Supplied records:

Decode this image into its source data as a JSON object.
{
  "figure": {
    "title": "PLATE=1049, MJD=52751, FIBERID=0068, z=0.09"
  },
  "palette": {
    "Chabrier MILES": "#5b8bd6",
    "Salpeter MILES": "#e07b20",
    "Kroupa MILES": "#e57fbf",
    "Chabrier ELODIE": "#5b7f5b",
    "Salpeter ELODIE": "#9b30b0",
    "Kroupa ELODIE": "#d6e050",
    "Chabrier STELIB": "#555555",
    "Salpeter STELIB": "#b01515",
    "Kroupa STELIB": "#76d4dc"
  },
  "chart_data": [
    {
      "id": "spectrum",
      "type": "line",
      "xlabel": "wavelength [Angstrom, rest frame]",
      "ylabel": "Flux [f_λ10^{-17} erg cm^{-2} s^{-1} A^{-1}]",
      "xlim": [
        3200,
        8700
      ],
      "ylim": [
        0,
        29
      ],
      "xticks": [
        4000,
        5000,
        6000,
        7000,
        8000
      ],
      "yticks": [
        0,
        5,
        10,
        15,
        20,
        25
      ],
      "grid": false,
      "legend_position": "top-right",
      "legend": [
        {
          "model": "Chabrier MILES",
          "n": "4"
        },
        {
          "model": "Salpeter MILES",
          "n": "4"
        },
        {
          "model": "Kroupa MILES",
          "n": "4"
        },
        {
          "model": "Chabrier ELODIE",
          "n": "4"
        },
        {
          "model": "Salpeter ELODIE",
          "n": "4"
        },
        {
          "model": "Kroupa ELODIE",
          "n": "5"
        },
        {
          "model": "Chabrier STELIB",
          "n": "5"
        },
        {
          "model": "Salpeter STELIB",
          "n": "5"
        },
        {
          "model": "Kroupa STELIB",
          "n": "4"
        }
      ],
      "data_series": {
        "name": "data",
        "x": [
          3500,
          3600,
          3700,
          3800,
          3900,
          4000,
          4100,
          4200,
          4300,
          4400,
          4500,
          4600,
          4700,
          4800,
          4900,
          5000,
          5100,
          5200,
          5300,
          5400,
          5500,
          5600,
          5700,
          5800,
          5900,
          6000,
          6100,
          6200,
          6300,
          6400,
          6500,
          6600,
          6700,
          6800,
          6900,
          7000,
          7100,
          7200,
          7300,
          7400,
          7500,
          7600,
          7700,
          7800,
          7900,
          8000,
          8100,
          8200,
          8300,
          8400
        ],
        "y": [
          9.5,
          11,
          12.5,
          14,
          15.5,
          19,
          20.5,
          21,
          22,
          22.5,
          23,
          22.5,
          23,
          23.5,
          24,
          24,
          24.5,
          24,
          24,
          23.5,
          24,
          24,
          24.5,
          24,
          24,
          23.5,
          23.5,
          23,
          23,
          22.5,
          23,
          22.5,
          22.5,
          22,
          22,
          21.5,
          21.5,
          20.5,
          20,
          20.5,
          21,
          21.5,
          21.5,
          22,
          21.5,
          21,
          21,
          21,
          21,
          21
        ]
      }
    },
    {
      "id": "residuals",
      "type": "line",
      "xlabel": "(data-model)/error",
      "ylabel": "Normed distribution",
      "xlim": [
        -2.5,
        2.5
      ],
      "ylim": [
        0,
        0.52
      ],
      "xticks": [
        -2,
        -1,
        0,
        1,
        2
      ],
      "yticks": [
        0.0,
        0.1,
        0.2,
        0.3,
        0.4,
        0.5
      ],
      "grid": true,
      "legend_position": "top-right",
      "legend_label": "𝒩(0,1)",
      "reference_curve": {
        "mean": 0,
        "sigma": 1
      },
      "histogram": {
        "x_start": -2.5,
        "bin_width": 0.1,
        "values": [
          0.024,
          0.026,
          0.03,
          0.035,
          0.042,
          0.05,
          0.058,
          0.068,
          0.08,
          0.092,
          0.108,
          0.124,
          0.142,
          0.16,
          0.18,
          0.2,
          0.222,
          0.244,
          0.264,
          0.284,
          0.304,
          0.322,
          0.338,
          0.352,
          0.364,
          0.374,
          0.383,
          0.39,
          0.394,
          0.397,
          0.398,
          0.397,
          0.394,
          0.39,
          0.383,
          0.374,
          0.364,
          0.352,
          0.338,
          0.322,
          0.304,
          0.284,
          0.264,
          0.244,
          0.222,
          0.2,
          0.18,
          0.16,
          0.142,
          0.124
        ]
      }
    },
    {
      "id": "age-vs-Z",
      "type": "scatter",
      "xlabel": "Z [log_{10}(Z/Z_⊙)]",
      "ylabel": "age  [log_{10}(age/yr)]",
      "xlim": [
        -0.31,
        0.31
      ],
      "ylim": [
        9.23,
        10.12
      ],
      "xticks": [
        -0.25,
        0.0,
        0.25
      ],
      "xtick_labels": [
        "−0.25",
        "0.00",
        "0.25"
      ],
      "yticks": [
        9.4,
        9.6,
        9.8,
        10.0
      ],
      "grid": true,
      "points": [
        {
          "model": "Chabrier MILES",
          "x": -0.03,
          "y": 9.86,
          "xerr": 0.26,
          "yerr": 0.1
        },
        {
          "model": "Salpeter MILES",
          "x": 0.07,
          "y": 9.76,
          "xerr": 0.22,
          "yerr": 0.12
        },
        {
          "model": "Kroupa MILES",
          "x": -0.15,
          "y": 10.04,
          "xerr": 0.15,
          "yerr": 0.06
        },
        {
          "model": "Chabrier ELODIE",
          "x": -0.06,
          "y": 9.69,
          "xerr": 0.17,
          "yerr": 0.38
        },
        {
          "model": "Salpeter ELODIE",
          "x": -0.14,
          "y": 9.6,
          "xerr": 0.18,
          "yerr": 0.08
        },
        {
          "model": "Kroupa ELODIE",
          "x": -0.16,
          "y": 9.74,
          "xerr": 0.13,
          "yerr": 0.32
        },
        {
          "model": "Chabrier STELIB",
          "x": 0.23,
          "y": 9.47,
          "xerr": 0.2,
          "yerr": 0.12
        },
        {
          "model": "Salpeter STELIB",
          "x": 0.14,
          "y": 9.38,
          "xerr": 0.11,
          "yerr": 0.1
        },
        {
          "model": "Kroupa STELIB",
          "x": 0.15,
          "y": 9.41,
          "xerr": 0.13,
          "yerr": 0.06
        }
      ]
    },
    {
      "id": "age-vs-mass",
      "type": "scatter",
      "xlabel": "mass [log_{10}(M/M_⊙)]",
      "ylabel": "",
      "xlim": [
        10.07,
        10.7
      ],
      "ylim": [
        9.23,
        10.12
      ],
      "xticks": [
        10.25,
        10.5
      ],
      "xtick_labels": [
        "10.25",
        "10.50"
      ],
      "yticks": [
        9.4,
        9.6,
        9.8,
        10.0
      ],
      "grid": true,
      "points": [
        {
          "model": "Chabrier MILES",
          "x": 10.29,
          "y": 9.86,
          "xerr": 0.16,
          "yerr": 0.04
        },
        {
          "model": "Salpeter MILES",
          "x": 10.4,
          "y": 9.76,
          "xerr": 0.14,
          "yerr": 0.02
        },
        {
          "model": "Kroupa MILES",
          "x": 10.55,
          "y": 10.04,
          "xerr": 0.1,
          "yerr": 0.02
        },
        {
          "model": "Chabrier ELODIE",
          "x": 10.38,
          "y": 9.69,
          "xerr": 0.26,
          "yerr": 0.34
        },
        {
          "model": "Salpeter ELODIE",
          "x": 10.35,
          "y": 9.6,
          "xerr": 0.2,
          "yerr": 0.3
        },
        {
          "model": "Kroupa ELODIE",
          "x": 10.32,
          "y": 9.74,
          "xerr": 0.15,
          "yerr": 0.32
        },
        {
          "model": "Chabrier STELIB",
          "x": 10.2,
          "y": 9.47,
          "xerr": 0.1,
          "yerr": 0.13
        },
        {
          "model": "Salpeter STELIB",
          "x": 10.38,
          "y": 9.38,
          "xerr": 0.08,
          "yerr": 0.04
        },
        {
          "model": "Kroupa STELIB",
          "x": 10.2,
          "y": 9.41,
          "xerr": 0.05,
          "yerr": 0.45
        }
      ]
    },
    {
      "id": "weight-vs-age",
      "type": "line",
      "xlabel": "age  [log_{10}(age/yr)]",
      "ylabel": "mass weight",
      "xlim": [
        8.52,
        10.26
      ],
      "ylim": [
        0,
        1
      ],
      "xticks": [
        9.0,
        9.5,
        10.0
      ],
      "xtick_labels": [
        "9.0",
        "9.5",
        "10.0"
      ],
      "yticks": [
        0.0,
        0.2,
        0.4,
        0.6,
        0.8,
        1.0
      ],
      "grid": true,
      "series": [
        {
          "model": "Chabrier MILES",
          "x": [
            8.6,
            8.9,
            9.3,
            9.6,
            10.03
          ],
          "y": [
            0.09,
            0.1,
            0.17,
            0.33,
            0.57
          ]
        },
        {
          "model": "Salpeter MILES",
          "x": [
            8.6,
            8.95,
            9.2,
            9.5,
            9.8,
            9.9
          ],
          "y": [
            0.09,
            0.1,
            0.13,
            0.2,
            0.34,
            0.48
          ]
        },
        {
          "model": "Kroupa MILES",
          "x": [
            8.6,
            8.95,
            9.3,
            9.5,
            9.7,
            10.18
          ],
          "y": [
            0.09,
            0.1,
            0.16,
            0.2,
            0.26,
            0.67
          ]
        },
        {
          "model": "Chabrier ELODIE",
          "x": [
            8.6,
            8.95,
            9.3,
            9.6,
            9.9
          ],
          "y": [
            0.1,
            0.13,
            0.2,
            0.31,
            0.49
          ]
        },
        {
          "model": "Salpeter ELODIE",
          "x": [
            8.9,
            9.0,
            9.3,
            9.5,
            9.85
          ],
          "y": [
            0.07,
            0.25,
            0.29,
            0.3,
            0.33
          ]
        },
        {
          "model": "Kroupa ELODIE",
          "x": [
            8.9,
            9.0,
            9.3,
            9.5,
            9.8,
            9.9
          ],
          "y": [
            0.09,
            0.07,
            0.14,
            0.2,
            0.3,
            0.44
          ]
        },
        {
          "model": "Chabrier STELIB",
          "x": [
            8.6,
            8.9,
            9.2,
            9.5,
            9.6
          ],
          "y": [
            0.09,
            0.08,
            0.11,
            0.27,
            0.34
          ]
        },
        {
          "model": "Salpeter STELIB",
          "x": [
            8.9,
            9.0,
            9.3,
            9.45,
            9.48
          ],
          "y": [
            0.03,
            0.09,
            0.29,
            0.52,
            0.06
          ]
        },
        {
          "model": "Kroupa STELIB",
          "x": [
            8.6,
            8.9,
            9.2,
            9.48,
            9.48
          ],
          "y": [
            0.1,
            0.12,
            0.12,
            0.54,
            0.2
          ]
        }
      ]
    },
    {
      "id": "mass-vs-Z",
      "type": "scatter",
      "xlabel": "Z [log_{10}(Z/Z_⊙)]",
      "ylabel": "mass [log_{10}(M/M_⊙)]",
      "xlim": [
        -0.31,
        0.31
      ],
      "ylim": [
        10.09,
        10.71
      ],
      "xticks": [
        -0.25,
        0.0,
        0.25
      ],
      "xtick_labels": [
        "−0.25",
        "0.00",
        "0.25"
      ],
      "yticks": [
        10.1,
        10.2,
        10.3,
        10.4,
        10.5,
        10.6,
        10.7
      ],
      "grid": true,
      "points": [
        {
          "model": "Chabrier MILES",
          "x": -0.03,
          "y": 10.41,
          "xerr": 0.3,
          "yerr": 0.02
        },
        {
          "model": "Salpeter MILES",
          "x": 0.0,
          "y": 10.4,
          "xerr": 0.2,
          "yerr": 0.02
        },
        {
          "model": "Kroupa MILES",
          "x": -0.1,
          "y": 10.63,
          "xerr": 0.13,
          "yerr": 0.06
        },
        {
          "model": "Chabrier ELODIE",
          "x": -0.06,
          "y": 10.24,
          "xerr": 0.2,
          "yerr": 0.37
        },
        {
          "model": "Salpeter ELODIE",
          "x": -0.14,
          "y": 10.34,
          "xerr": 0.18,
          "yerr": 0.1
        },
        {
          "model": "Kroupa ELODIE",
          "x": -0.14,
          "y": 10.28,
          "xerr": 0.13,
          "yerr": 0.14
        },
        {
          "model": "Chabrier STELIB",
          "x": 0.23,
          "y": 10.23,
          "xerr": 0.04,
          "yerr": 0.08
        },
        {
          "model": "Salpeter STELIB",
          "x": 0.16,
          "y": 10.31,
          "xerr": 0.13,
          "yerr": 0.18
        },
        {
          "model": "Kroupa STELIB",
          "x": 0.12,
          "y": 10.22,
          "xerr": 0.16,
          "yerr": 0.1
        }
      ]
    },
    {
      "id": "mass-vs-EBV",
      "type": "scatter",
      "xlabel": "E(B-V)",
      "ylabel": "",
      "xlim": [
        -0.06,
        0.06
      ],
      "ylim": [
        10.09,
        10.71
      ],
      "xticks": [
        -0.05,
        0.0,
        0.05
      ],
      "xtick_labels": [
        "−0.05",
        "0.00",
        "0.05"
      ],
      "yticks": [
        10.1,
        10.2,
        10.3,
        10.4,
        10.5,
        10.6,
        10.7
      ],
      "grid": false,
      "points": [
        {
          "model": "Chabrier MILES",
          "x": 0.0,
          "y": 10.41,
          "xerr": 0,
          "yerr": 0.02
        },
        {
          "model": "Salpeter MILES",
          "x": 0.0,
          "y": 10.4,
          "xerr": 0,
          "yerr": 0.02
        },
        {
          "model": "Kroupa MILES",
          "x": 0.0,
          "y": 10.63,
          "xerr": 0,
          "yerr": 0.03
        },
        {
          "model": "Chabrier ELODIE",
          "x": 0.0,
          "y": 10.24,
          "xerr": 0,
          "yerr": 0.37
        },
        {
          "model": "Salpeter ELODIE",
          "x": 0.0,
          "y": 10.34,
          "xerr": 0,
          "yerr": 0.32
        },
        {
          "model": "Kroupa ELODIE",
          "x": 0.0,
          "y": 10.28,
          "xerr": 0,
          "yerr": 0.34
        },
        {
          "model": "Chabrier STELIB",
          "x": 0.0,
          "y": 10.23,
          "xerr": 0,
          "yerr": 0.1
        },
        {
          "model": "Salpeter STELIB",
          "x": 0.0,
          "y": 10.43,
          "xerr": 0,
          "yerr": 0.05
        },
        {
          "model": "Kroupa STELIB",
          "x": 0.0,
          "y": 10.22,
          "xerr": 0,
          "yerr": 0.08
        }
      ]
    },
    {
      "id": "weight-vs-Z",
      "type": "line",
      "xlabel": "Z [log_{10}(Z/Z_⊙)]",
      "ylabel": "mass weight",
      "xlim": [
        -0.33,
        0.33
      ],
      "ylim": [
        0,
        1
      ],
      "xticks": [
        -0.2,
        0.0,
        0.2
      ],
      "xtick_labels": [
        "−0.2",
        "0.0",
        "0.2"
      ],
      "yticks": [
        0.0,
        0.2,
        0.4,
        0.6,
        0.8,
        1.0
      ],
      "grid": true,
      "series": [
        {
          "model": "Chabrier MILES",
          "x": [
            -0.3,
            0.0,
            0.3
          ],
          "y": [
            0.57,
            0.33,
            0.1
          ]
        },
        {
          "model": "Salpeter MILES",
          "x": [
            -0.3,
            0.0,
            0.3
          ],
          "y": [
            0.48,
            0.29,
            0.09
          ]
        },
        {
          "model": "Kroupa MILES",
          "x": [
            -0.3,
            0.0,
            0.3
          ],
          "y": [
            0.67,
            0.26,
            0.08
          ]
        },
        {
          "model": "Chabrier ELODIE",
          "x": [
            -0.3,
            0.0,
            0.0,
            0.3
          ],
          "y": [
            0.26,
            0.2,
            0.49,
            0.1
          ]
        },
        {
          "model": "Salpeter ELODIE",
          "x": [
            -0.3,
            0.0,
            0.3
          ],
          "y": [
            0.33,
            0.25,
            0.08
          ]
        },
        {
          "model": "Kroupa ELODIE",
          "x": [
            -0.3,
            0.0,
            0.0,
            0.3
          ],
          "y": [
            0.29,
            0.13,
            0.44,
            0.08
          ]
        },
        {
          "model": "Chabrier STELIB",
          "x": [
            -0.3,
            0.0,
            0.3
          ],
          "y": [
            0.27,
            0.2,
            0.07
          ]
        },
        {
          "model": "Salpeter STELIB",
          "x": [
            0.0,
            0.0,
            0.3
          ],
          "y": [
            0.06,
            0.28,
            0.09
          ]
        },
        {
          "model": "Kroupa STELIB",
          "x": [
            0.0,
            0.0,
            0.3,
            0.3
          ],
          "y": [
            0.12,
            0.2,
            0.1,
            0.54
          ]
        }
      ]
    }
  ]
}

Aim of the task:
Look through the listing and extract every line with "ylabel" in it.

Correct output:
      "ylabel": "Flux [f_λ10^{-17} erg cm^{-2} s^{-1} A^{-1}]",
      "ylabel": "Normed distribution",
      "ylabel": "age  [log_{10}(age/yr)]",
      "ylabel": "",
      "ylabel": "mass weight",
      "ylabel": "mass [log_{10}(M/M_⊙)]",
      "ylabel": "",
      "ylabel": "mass weight",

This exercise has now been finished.